>>>>>

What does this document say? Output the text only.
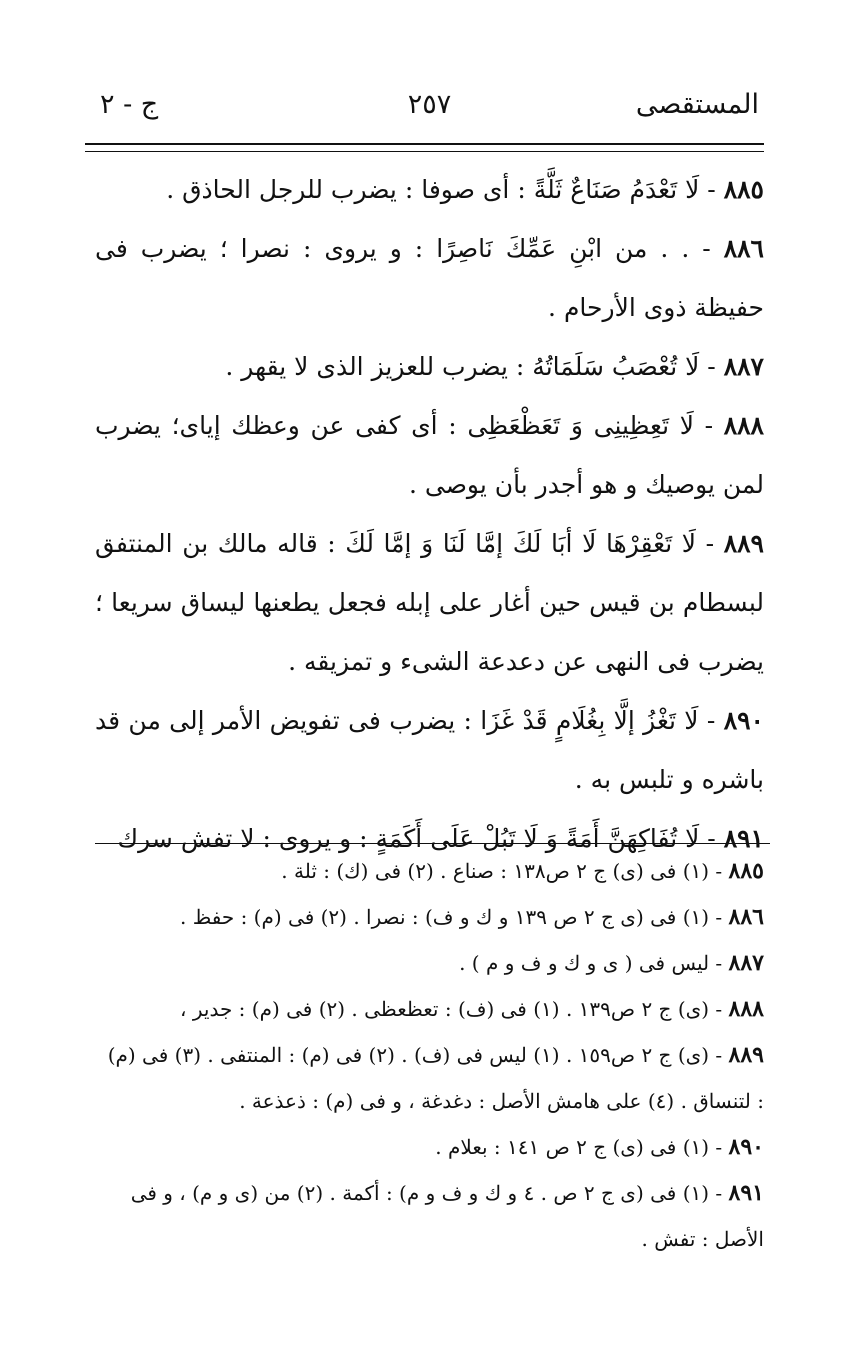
المستقصى
٢٥٧
ج - ٢

٨٨٥ - لَا تَعْدَمُ صَنَاعٌ ثَلَّةً : أى صوفا : يضرب للرجل الحاذق .

٨٨٦ - . . من ابْنِ عَمِّكَ نَاصِرًا : و يروى : نصرا ؛ يضرب فى حفيظة ذوى الأرحام .

٨٨٧ - لَا تُعْصَبُ سَلَمَاتُهُ : يضرب للعزيز الذى لا يقهر .

٨٨٨ - لَا تَعِظِينِى وَ تَعَظْعَظِى : أى كفى عن وعظك إياى؛ يضرب لمن يوصيك و هو أجدر بأن يوصى .

٨٨٩ - لَا تَعْقِرْهَا لَا أبَا لَكَ إمَّا لَنَا وَ إمَّا لَكَ : قاله مالك بن المنتفق لبسطام بن قيس حين أغار على إبله فجعل يطعنها ليساق سريعا ؛ يضرب فى النهى عن دعدعة الشىء و تمزيقه .

٨٩٠ - لَا تَغْزُ إلَّا بِغُلَامٍ قَدْ غَزَا : يضرب فى تفويض الأمر إلى من قد باشره و تلبس به .

٨٩١ - لَا تُفَاكِهَنَّ أَمَةً وَ لَا تَبُلْ عَلَى أَكَمَةٍ : و يروى : لا تفش سرك

٨٨٥ - (١) فى (ى) ج ٢ ص١٣٨ : صناع . (٢) فى (ك) : ثلة .

٨٨٦ - (١) فى (ى ج ٢ ص ١٣٩ و ك و ف) : نصرا . (٢) فى (م) : حفظ .

٨٨٧ - ليس فى ( ى و ك و ف و م ) .

٨٨٨ - (ى) ج ٢ ص١٣٩ . (١) فى (ف) : تعظعظى . (٢) فى (م) : جدير ،

٨٨٩ - (ى) ج ٢ ص١٥٩ . (١) ليس فى (ف) . (٢) فى (م) : المنتفى . (٣) فى (م) : لتنساق . (٤) على هامش الأصل : دغدغة ، و فى (م) : ذعذعة .

٨٩٠ - (١) فى (ى) ج ٢ ص ١٤١ : بعلام .

٨٩١ - (١) فى (ى ج ٢ ص . ٤ و ك و ف و م) : أكمة . (٢) من (ى و م) ، و فى الأصل : تفش .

<<<<<

TASK OBJECTIVE => Search the data for the string "يروى" and copy each line where it appears.

COMPLETE OUTPUT =>
٨٨٦ - . . من ابْنِ عَمِّكَ نَاصِرًا : و يروى : نصرا ؛ يضرب فى حفيظة ذوى الأرحام .
٨٩١ - لَا تُفَاكِهَنَّ أَمَةً وَ لَا تَبُلْ عَلَى أَكَمَةٍ : و يروى : لا تفش سرك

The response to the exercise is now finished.